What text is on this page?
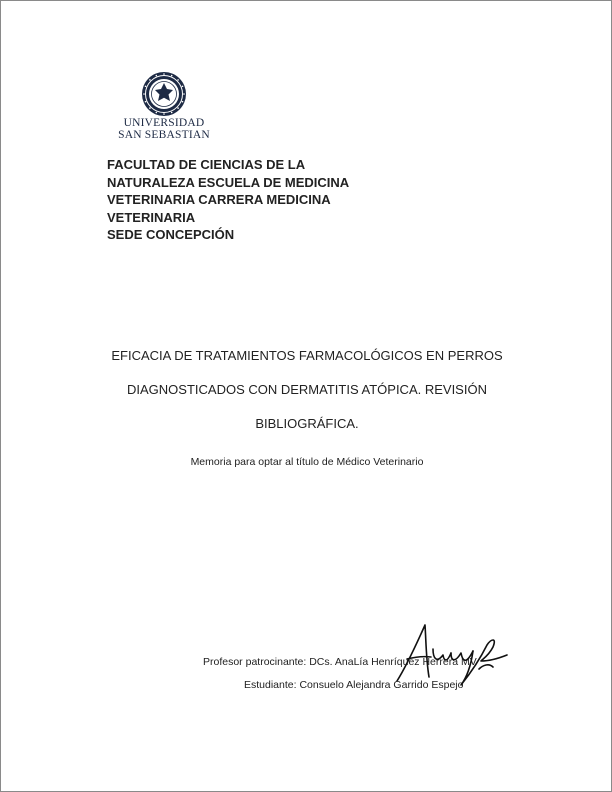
UNIVERSIDAD
SAN SEBASTIAN
FACULTAD DE CIENCIAS DE LA
NATURALEZA ESCUELA DE MEDICINA
VETERINARIA CARRERA MEDICINA
VETERINARIA
SEDE CONCEPCIÓN
EFICACIA DE TRATAMIENTOS FARMACOLÓGICOS EN PERROS
DIAGNOSTICADOS CON DERMATITIS ATÓPICA. REVISIÓN
BIBLIOGRÁFICA.
Memoria para optar al título de Médico Veterinario
Profesor patrocinante: DCs. AnaLía Henríquez Herrera MV
Estudiante: Consuelo Alejandra Garrido Espejo
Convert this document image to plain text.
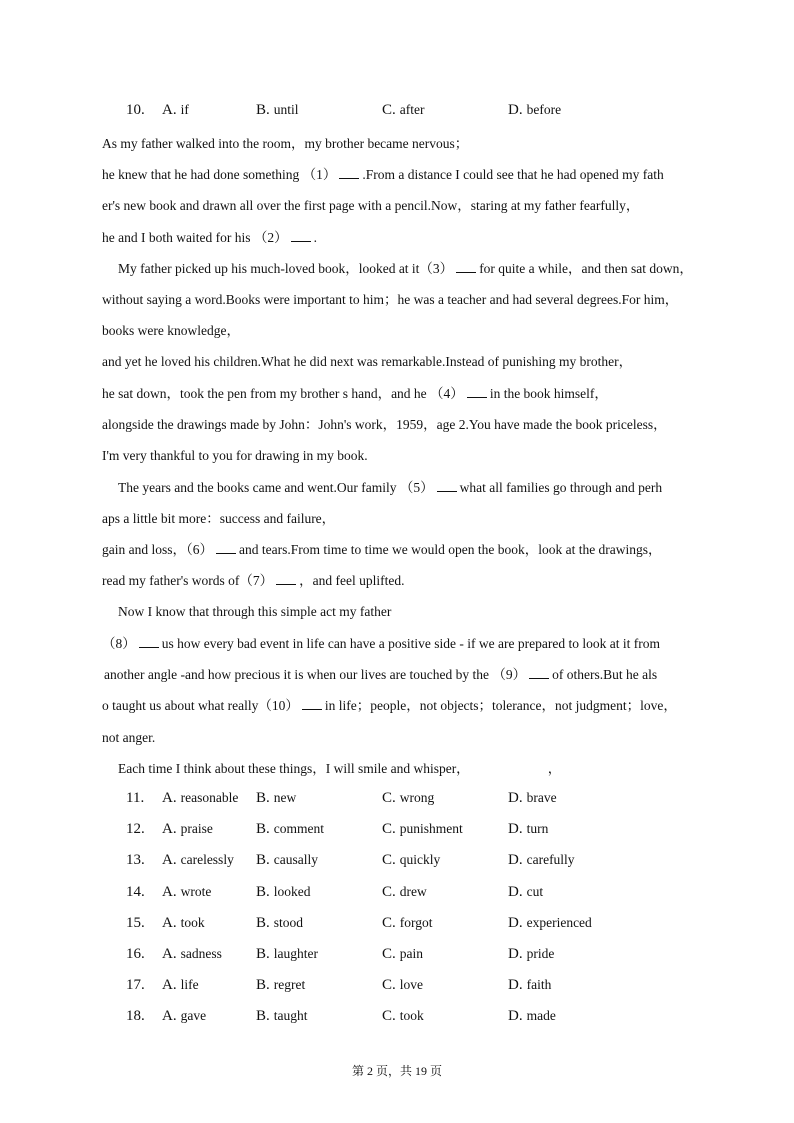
10. A. if	B. until	C. after	D. before
As my father walked into the room，my brother became nervous；
he knew that he had done something （1） .From a distance I could see that he had opened my fath
er's new book and drawn all over the first page with a pencil.Now，staring at my father fearfully，
he and I both waited for his （2） .
My father picked up his much-loved book，looked at it（3） for quite a while，and then sat down，
without saying a word.Books were important to him；he was a teacher and had several degrees.For him，
books were knowledge，
and yet he loved his children.What he did next was remarkable.Instead of punishing my brother，
he sat down，took the pen from my brother s hand，and he （4） in the book himself，
alongside the drawings made by John：John's work，1959，age 2.You have made the book priceless，
I'm very thankful to you for drawing in my book.
The years and the books came and went.Our family （5） what all families go through and perh
aps a little bit more：success and failure，
gain and loss，（6） and tears.From time to time we would open the book，look at the drawings，
read my father's words of（7） ，and feel uplifted.
Now I know that through this simple act my father
（8） us how every bad event in life can have a positive side - if we are prepared to look at it from
another angle -and how precious it is when our lives are touched by the （9） of others.But he als
o taught us about what really（10） in life；people，not objects；tolerance，not judgment；love，
not anger.
Each time I think about these things，I will smile and whisper，	，
11. A. reasonable B. new	C. wrong	D. brave
12. A. praise	B. comment	C. punishment	D. turn
13. A. carelessly B. causally	C. quickly	D. carefully
14. A. wrote	B. looked	C. drew	D. cut
15. A. took	B. stood	C. forgot	D. experienced
16. A. sadness B. laughter	C. pain	D. pride
17. A. life	B. regret	C. love	D. faith
18. A. gave	B. taught	C. took	D. made
第 2 页，共 19 页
━━━━━━━━━━━━━━━━━━━━━━━━━━━━━━
Aim of the task: Output the data exactly. Pictures don't belong in the result.

Solution for this problem:
What text is on this page?
UNIVERSIDAD
SAN SEBASTIAN
FACULTAD DE CIENCIAS DE LA
NATURALEZA ESCUELA DE MEDICINA
VETERINARIA CARRERA MEDICINA
VETERINARIA
SEDE CONCEPCIÓN
EFICACIA DE TRATAMIENTOS FARMACOLÓGICOS EN PERROS
DIAGNOSTICADOS CON DERMATITIS ATÓPICA. REVISIÓN
BIBLIOGRÁFICA.
Memoria para optar al título de Médico Veterinario
Profesor patrocinante: DCs. AnaLía Henríquez Herrera MV
Estudiante: Consuelo Alejandra Garrido Espejo
Convert this document image to plain text.
10. A. if	B. until	C. after	D. before
As my father walked into the room，my brother became nervous；
he knew that he had done something （1） .From a distance I could see that he had opened my fath
er's new book and drawn all over the first page with a pencil.Now，staring at my father fearfully，
he and I both waited for his （2） .
My father picked up his much-loved book，looked at it（3） for quite a while，and then sat down，
without saying a word.Books were important to him；he was a teacher and had several degrees.For him，
books were knowledge，
and yet he loved his children.What he did next was remarkable.Instead of punishing my brother，
he sat down，took the pen from my brother s hand，and he （4） in the book himself，
alongside the drawings made by John：John's work，1959，age 2.You have made the book priceless，
I'm very thankful to you for drawing in my book.
The years and the books came and went.Our family （5） what all families go through and perh
aps a little bit more：success and failure，
gain and loss，（6） and tears.From time to time we would open the book，look at the drawings，
read my father's words of（7） ，and feel uplifted.
Now I know that through this simple act my father
（8） us how every bad event in life can have a positive side - if we are prepared to look at it from
another angle -and how precious it is when our lives are touched by the （9） of others.But he als
o taught us about what really（10） in life；people，not objects；tolerance，not judgment；love，
not anger.
Each time I think about these things，I will smile and whisper，	，
11. A. reasonable B. new	C. wrong	D. brave
12. A. praise	B. comment	C. punishment	D. turn
13. A. carelessly B. causally	C. quickly	D. carefully
14. A. wrote	B. looked	C. drew	D. cut
15. A. took	B. stood	C. forgot	D. experienced
16. A. sadness B. laughter	C. pain	D. pride
17. A. life	B. regret	C. love	D. faith
18. A. gave	B. taught	C. took	D. made
第 2 页，共 19 页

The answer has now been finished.